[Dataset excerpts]

-- begin --

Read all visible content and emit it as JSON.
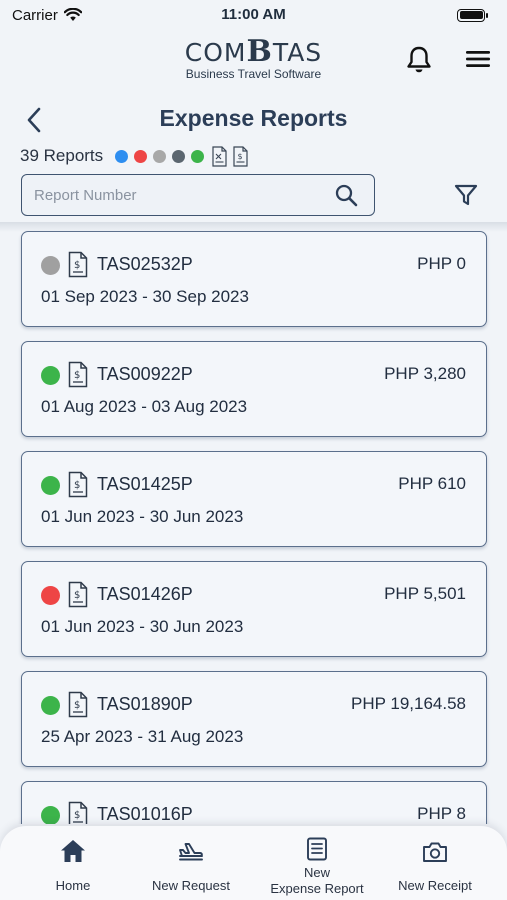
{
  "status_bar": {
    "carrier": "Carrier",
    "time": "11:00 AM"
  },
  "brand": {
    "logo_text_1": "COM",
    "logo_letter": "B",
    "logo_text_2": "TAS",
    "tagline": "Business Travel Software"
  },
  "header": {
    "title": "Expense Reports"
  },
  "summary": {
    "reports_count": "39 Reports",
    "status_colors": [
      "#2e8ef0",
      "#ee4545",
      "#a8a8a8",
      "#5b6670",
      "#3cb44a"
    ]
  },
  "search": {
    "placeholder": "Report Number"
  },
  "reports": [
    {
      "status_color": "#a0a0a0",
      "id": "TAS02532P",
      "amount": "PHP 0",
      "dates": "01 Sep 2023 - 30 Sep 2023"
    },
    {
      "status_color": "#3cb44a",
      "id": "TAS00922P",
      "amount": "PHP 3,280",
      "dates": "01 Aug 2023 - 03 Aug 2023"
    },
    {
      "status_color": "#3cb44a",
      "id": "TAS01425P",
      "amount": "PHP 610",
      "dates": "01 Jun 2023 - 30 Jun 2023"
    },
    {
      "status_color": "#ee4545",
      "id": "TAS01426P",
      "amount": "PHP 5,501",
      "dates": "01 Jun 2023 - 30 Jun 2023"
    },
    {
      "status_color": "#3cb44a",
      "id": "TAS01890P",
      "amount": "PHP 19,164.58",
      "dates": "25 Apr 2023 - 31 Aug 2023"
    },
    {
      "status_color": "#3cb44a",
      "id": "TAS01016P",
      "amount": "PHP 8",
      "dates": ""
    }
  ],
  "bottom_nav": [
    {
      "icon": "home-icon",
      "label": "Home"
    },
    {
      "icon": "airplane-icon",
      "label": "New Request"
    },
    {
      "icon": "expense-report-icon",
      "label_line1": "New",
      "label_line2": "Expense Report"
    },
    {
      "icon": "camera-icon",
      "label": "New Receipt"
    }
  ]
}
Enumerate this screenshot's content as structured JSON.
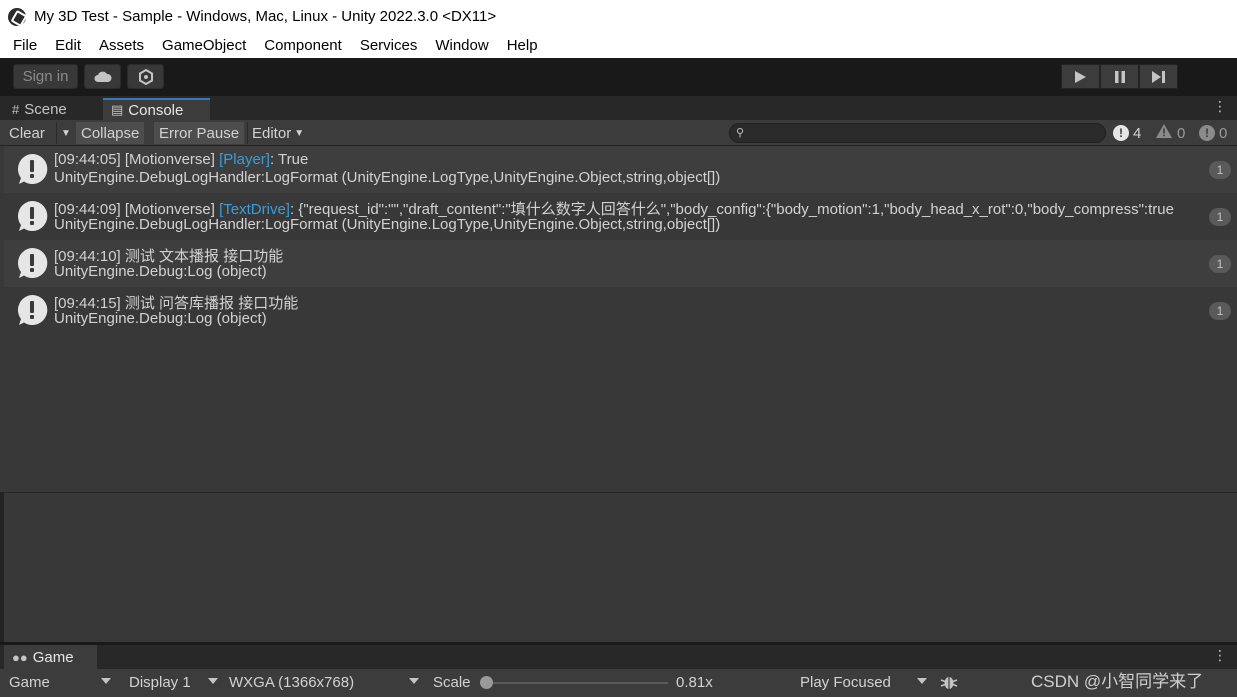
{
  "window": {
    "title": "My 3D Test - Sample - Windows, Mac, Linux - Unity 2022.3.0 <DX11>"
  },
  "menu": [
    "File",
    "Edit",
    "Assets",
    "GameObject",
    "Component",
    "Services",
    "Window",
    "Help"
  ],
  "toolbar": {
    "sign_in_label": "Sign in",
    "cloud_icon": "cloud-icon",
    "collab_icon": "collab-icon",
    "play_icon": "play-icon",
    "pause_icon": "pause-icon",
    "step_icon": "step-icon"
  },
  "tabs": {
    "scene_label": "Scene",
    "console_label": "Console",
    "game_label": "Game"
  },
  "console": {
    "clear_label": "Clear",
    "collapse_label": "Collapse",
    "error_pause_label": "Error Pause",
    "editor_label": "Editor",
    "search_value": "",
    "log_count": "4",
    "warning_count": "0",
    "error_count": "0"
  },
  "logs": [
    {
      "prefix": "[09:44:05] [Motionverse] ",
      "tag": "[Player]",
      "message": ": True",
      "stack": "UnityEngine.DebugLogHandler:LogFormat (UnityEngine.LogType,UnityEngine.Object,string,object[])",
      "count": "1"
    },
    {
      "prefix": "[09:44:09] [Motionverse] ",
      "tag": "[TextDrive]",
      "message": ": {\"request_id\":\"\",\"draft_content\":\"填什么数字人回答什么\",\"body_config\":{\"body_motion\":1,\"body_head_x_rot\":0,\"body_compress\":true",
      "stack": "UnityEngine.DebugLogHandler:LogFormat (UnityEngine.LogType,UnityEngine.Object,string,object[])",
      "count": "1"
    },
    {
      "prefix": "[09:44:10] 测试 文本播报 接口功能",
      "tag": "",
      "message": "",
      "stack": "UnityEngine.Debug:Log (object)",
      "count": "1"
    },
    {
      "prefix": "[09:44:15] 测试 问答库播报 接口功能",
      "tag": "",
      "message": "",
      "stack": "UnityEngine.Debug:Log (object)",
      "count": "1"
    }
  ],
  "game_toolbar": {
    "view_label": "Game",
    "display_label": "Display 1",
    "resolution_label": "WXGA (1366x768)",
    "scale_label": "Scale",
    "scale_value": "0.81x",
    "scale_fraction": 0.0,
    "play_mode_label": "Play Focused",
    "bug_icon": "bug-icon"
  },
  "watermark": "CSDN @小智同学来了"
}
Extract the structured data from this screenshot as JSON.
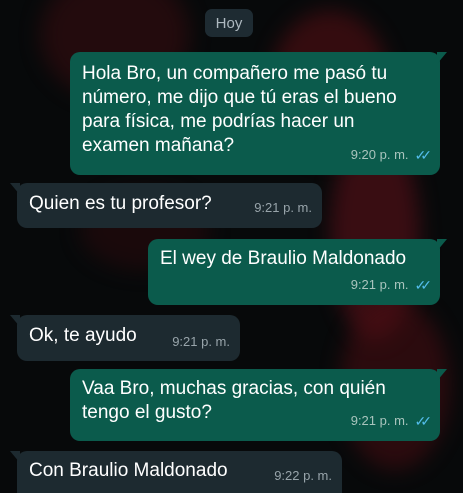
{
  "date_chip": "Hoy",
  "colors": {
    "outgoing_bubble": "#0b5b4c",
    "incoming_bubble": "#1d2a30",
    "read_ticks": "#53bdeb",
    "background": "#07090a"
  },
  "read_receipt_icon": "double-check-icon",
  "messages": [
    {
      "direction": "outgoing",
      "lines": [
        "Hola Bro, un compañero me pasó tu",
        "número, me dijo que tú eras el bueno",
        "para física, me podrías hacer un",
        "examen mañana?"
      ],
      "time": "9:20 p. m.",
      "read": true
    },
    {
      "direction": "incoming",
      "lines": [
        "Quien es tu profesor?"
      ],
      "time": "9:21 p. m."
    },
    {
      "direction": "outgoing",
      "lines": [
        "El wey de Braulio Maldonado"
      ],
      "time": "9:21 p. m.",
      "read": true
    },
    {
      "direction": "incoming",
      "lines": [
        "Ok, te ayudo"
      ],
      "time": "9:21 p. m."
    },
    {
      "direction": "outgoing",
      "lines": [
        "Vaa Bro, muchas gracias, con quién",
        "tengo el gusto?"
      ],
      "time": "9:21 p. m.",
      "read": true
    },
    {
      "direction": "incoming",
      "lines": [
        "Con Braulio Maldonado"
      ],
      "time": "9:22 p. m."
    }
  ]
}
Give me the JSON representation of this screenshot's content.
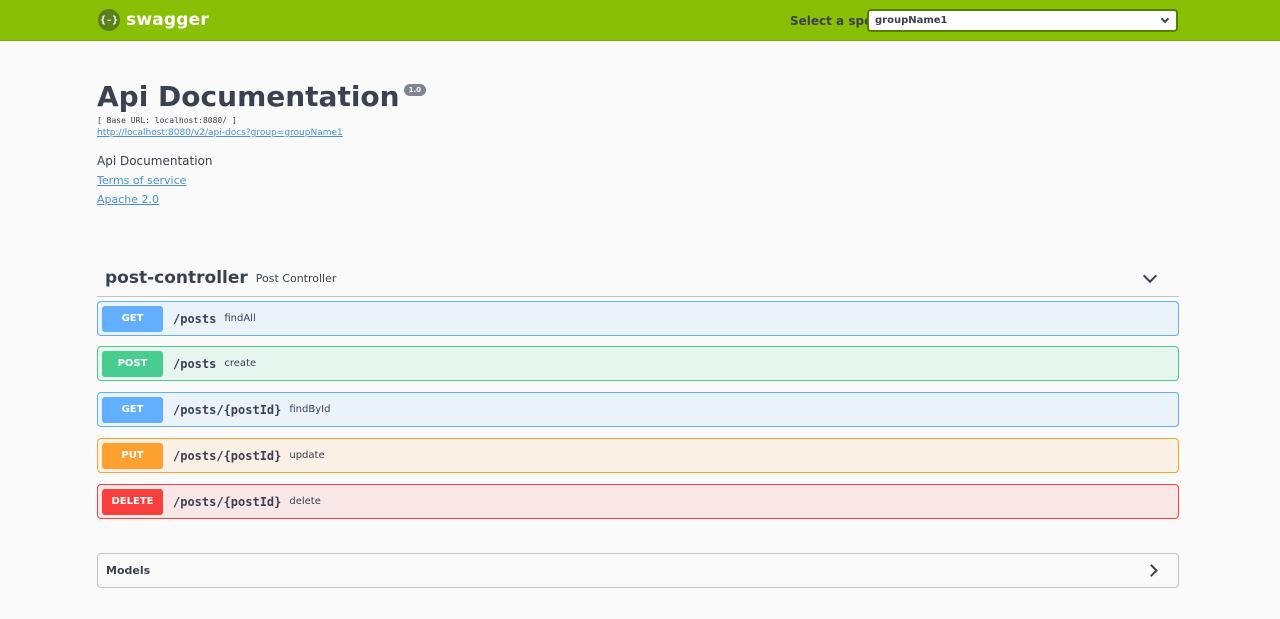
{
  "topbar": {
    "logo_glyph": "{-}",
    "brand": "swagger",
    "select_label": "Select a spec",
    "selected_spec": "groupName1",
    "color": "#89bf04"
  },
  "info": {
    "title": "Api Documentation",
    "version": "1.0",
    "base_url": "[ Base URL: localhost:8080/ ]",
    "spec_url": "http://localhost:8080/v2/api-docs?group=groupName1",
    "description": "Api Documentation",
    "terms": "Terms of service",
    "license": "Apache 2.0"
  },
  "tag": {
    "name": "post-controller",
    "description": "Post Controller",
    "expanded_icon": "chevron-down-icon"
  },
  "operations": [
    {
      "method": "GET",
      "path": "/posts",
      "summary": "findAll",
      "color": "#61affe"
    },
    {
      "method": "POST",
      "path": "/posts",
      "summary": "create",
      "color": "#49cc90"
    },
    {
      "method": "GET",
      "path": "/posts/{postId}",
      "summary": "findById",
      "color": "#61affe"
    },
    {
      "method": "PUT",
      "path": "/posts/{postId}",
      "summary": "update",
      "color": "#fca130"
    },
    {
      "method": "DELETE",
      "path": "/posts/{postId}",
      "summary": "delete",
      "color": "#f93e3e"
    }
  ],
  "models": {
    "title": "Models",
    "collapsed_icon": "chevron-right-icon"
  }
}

-- end --

#### GIVEN INSTRUCTION:
For the listing above, identify each line bearing "JSON".

#### CORRECT RESULT:
Read all visible content and emit it as JSON.
Enumerate this screenshot's content as structured JSON.
Extract the structured data from this screenshot as JSON.
Give me the JSON representation of this screenshot's content.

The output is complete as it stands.